┌──
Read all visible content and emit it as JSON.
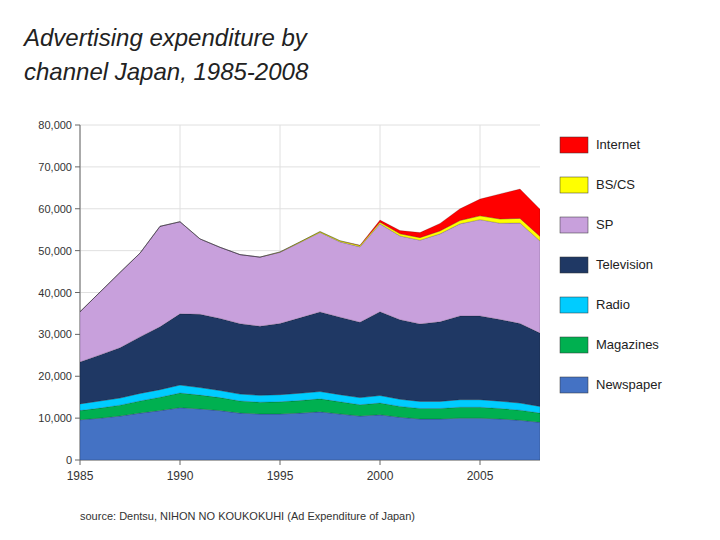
{
  "chart_data": {
    "type": "area",
    "stacked": true,
    "title": "Advertising expenditure by",
    "subtitle": "channel Japan, 1985-2008",
    "annotations": [
      "source: Dentsu, NIHON NO KOUKOKUHI (Ad Expenditure of Japan)"
    ],
    "x": [
      1985,
      1986,
      1987,
      1988,
      1989,
      1990,
      1991,
      1992,
      1993,
      1994,
      1995,
      1996,
      1997,
      1998,
      1999,
      2000,
      2001,
      2002,
      2003,
      2004,
      2005,
      2006,
      2007,
      2008
    ],
    "series": [
      {
        "name": "Newspaper",
        "color": "#4472C4",
        "values": [
          9600,
          10000,
          10500,
          11200,
          11800,
          12500,
          12200,
          11800,
          11200,
          11000,
          11000,
          11200,
          11500,
          11000,
          10500,
          10800,
          10200,
          9800,
          9800,
          10000,
          10000,
          9800,
          9500,
          9000
        ]
      },
      {
        "name": "Magazines",
        "color": "#00B050",
        "values": [
          2200,
          2400,
          2600,
          2900,
          3200,
          3500,
          3300,
          3100,
          2900,
          2800,
          2900,
          3000,
          3100,
          2900,
          2700,
          2800,
          2600,
          2500,
          2500,
          2600,
          2600,
          2500,
          2400,
          2200
        ]
      },
      {
        "name": "Radio",
        "color": "#00CCFF",
        "values": [
          1600,
          1700,
          1700,
          1800,
          1800,
          1900,
          1800,
          1700,
          1650,
          1650,
          1700,
          1750,
          1750,
          1700,
          1700,
          1800,
          1700,
          1700,
          1700,
          1800,
          1800,
          1750,
          1700,
          1600
        ]
      },
      {
        "name": "Television",
        "color": "#1F3864",
        "values": [
          10000,
          11000,
          12000,
          13500,
          15000,
          17000,
          17500,
          17200,
          16800,
          16500,
          17000,
          18000,
          19000,
          18500,
          18000,
          20000,
          19000,
          18500,
          19000,
          20000,
          20000,
          19500,
          19000,
          17500
        ]
      },
      {
        "name": "SP",
        "color": "#C8A0DC",
        "values": [
          12000,
          15000,
          18000,
          20000,
          24000,
          22000,
          18000,
          17000,
          16500,
          16500,
          17000,
          18000,
          19000,
          18000,
          18000,
          21000,
          20000,
          20000,
          21000,
          22000,
          23000,
          23000,
          24000,
          22000
        ]
      },
      {
        "name": "BS/CS",
        "color": "#FFFF00",
        "values": [
          0,
          0,
          0,
          0,
          0,
          0,
          0,
          0,
          0,
          0,
          100,
          150,
          200,
          250,
          300,
          400,
          500,
          600,
          700,
          800,
          900,
          1000,
          1100,
          1100
        ]
      },
      {
        "name": "Internet",
        "color": "#FF0000",
        "values": [
          0,
          0,
          0,
          0,
          0,
          0,
          0,
          0,
          0,
          0,
          0,
          0,
          0,
          0,
          100,
          500,
          800,
          1200,
          1800,
          2800,
          4000,
          6000,
          7000,
          6500
        ]
      }
    ],
    "xlim": [
      1985,
      2008
    ],
    "xticks": [
      1985,
      1990,
      1995,
      2000,
      2005
    ],
    "ylim": [
      0,
      80000
    ],
    "yticks": [
      0,
      {
        "value": 10000,
        "label": "10,000"
      },
      {
        "value": 20000,
        "label": "20,000"
      },
      {
        "value": 30000,
        "label": "30,000"
      },
      {
        "value": 40000,
        "label": "40,000"
      },
      {
        "value": 50000,
        "label": "50,000"
      },
      {
        "value": 60000,
        "label": "60,000"
      },
      {
        "value": 70000,
        "label": "70,000"
      },
      {
        "value": 80000,
        "label": "80,000"
      }
    ],
    "grid": true,
    "legend": "right"
  }
}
└──
(AIM OF THE TASK)
Exclude the pictures and transcribe all of the entries exactly.

(COMPLETE RESPONSE)
Read all visible content and emit it as JSON.
{
  "chart_data": {
    "type": "area",
    "stacked": true,
    "title": "Advertising expenditure by",
    "subtitle": "channel Japan, 1985-2008",
    "annotations": [
      "source: Dentsu, NIHON NO KOUKOKUHI (Ad Expenditure of Japan)"
    ],
    "x": [
      1985,
      1986,
      1987,
      1988,
      1989,
      1990,
      1991,
      1992,
      1993,
      1994,
      1995,
      1996,
      1997,
      1998,
      1999,
      2000,
      2001,
      2002,
      2003,
      2004,
      2005,
      2006,
      2007,
      2008
    ],
    "series": [
      {
        "name": "Newspaper",
        "color": "#4472C4",
        "values": [
          9600,
          10000,
          10500,
          11200,
          11800,
          12500,
          12200,
          11800,
          11200,
          11000,
          11000,
          11200,
          11500,
          11000,
          10500,
          10800,
          10200,
          9800,
          9800,
          10000,
          10000,
          9800,
          9500,
          9000
        ]
      },
      {
        "name": "Magazines",
        "color": "#00B050",
        "values": [
          2200,
          2400,
          2600,
          2900,
          3200,
          3500,
          3300,
          3100,
          2900,
          2800,
          2900,
          3000,
          3100,
          2900,
          2700,
          2800,
          2600,
          2500,
          2500,
          2600,
          2600,
          2500,
          2400,
          2200
        ]
      },
      {
        "name": "Radio",
        "color": "#00CCFF",
        "values": [
          1600,
          1700,
          1700,
          1800,
          1800,
          1900,
          1800,
          1700,
          1650,
          1650,
          1700,
          1750,
          1750,
          1700,
          1700,
          1800,
          1700,
          1700,
          1700,
          1800,
          1800,
          1750,
          1700,
          1600
        ]
      },
      {
        "name": "Television",
        "color": "#1F3864",
        "values": [
          10000,
          11000,
          12000,
          13500,
          15000,
          17000,
          17500,
          17200,
          16800,
          16500,
          17000,
          18000,
          19000,
          18500,
          18000,
          20000,
          19000,
          18500,
          19000,
          20000,
          20000,
          19500,
          19000,
          17500
        ]
      },
      {
        "name": "SP",
        "color": "#C8A0DC",
        "values": [
          12000,
          15000,
          18000,
          20000,
          24000,
          22000,
          18000,
          17000,
          16500,
          16500,
          17000,
          18000,
          19000,
          18000,
          18000,
          21000,
          20000,
          20000,
          21000,
          22000,
          23000,
          23000,
          24000,
          22000
        ]
      },
      {
        "name": "BS/CS",
        "color": "#FFFF00",
        "values": [
          0,
          0,
          0,
          0,
          0,
          0,
          0,
          0,
          0,
          0,
          100,
          150,
          200,
          250,
          300,
          400,
          500,
          600,
          700,
          800,
          900,
          1000,
          1100,
          1100
        ]
      },
      {
        "name": "Internet",
        "color": "#FF0000",
        "values": [
          0,
          0,
          0,
          0,
          0,
          0,
          0,
          0,
          0,
          0,
          0,
          0,
          0,
          0,
          100,
          500,
          800,
          1200,
          1800,
          2800,
          4000,
          6000,
          7000,
          6500
        ]
      }
    ],
    "xlim": [
      1985,
      2008
    ],
    "xticks": [
      1985,
      1990,
      1995,
      2000,
      2005
    ],
    "ylim": [
      0,
      80000
    ],
    "yticks": [
      0,
      {
        "value": 10000,
        "label": "10,000"
      },
      {
        "value": 20000,
        "label": "20,000"
      },
      {
        "value": 30000,
        "label": "30,000"
      },
      {
        "value": 40000,
        "label": "40,000"
      },
      {
        "value": 50000,
        "label": "50,000"
      },
      {
        "value": 60000,
        "label": "60,000"
      },
      {
        "value": 70000,
        "label": "70,000"
      },
      {
        "value": 80000,
        "label": "80,000"
      }
    ],
    "grid": true,
    "legend": "right"
  }
}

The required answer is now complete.